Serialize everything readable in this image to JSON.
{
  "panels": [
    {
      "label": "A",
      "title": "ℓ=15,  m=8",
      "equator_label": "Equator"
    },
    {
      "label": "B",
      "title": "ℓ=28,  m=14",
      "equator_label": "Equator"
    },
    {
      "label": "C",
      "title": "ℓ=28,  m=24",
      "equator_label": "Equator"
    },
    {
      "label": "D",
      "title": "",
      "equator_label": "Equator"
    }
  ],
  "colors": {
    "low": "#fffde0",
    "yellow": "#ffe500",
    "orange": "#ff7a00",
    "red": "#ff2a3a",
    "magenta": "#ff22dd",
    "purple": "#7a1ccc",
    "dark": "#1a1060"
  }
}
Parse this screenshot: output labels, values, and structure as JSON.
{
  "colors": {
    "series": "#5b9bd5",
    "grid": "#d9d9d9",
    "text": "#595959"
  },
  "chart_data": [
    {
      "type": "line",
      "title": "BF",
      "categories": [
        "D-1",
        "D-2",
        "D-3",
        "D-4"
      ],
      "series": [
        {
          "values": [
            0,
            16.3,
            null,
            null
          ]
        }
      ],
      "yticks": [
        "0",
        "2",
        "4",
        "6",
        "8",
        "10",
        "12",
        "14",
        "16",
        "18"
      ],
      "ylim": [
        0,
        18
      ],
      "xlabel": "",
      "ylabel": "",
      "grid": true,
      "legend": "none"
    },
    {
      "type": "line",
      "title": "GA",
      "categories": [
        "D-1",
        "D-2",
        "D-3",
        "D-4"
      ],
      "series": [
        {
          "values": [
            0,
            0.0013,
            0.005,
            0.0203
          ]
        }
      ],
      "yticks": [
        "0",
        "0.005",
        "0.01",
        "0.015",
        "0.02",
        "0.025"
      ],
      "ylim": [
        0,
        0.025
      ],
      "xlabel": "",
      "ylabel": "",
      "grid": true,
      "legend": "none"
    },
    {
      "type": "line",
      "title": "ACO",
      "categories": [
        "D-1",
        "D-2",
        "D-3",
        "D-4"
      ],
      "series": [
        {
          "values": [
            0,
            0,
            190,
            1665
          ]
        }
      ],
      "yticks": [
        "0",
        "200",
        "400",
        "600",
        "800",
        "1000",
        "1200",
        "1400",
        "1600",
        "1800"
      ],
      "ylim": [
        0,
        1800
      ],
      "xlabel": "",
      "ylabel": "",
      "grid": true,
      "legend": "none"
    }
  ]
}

Exercise directions
Write the entire listing out again, word for word.

Solution
Serialize everything readable in this image to JSON.
{
  "panels": [
    {
      "label": "A",
      "title": "ℓ=15,  m=8",
      "equator_label": "Equator"
    },
    {
      "label": "B",
      "title": "ℓ=28,  m=14",
      "equator_label": "Equator"
    },
    {
      "label": "C",
      "title": "ℓ=28,  m=24",
      "equator_label": "Equator"
    },
    {
      "label": "D",
      "title": "",
      "equator_label": "Equator"
    }
  ],
  "colors": {
    "low": "#fffde0",
    "yellow": "#ffe500",
    "orange": "#ff7a00",
    "red": "#ff2a3a",
    "magenta": "#ff22dd",
    "purple": "#7a1ccc",
    "dark": "#1a1060"
  }
}
Parse this screenshot: output labels, values, and structure as JSON.
{
  "colors": {
    "series": "#5b9bd5",
    "grid": "#d9d9d9",
    "text": "#595959"
  },
  "chart_data": [
    {
      "type": "line",
      "title": "BF",
      "categories": [
        "D-1",
        "D-2",
        "D-3",
        "D-4"
      ],
      "series": [
        {
          "values": [
            0,
            16.3,
            null,
            null
          ]
        }
      ],
      "yticks": [
        "0",
        "2",
        "4",
        "6",
        "8",
        "10",
        "12",
        "14",
        "16",
        "18"
      ],
      "ylim": [
        0,
        18
      ],
      "xlabel": "",
      "ylabel": "",
      "grid": true,
      "legend": "none"
    },
    {
      "type": "line",
      "title": "GA",
      "categories": [
        "D-1",
        "D-2",
        "D-3",
        "D-4"
      ],
      "series": [
        {
          "values": [
            0,
            0.0013,
            0.005,
            0.0203
          ]
        }
      ],
      "yticks": [
        "0",
        "0.005",
        "0.01",
        "0.015",
        "0.02",
        "0.025"
      ],
      "ylim": [
        0,
        0.025
      ],
      "xlabel": "",
      "ylabel": "",
      "grid": true,
      "legend": "none"
    },
    {
      "type": "line",
      "title": "ACO",
      "categories": [
        "D-1",
        "D-2",
        "D-3",
        "D-4"
      ],
      "series": [
        {
          "values": [
            0,
            0,
            190,
            1665
          ]
        }
      ],
      "yticks": [
        "0",
        "200",
        "400",
        "600",
        "800",
        "1000",
        "1200",
        "1400",
        "1600",
        "1800"
      ],
      "ylim": [
        0,
        1800
      ],
      "xlabel": "",
      "ylabel": "",
      "grid": true,
      "legend": "none"
    }
  ]
}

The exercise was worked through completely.